- _DIRECTIONS FOR THIS TASK_: Count how many lines of the material contain the string "signal".

══════════════════════════════

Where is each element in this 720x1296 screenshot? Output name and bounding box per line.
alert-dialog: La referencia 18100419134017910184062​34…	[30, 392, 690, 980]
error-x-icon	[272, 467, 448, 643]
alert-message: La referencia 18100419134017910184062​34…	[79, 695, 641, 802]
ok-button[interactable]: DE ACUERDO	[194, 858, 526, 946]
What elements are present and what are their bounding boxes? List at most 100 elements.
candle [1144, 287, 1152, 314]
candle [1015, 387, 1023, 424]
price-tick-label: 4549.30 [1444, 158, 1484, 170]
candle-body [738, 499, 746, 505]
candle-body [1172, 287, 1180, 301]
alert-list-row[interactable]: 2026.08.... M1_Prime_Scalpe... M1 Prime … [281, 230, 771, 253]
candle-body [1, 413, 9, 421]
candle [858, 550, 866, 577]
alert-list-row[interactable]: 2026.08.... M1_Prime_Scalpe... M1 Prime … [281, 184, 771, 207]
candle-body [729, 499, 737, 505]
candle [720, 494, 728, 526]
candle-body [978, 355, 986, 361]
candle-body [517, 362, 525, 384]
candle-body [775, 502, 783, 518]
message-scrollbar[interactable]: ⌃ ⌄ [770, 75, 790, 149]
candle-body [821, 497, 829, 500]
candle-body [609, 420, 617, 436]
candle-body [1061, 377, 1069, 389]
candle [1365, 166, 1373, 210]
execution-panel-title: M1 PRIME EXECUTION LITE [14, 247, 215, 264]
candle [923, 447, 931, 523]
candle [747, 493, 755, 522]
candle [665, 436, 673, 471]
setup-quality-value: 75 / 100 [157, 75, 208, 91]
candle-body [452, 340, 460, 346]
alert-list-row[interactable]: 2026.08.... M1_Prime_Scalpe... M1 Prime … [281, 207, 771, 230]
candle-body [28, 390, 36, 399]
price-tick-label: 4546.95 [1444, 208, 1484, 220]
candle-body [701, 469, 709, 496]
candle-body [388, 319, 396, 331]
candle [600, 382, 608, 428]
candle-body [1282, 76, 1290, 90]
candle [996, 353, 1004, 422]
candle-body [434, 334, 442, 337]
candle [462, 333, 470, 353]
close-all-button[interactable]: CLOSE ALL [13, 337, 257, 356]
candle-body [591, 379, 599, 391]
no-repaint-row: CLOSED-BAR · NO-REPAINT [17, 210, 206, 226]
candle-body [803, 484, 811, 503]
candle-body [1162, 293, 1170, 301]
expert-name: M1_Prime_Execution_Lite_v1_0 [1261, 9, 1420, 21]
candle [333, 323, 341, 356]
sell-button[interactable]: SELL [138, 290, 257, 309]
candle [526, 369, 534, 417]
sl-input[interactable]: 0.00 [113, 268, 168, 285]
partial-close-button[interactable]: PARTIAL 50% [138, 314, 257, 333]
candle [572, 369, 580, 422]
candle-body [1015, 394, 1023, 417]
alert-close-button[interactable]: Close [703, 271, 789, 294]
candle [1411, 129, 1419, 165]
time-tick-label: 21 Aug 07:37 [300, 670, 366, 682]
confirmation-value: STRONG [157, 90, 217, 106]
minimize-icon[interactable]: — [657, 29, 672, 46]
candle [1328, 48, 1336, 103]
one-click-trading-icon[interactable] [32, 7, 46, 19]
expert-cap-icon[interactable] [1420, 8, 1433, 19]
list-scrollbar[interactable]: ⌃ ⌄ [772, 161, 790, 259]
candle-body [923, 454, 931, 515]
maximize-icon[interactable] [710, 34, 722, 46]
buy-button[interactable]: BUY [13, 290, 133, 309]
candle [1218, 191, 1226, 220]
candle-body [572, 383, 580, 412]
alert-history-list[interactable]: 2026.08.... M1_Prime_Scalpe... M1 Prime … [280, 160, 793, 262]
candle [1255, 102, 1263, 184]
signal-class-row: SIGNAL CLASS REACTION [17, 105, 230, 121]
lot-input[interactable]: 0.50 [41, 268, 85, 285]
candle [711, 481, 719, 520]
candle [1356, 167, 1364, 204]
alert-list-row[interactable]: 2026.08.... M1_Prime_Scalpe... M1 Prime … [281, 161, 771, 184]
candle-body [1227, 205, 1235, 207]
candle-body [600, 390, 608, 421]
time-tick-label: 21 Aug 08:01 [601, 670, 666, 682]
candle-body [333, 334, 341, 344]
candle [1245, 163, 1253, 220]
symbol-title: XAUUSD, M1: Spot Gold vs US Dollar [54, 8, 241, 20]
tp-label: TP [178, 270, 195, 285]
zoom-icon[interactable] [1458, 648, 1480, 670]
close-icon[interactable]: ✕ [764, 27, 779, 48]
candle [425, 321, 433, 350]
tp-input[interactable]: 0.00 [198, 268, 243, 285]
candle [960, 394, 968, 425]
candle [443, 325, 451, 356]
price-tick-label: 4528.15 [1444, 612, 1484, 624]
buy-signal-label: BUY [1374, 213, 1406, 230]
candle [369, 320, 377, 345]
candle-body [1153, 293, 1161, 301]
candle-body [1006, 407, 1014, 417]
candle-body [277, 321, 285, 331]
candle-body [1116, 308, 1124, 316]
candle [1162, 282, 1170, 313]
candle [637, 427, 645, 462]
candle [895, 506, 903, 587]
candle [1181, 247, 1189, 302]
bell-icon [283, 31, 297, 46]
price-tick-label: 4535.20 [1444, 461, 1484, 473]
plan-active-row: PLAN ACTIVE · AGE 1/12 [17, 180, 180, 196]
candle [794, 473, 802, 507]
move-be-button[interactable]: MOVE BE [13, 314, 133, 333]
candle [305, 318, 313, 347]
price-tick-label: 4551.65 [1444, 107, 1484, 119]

══════════════════════════════

- _ANSWER FOR THIS EXERCISE_: 2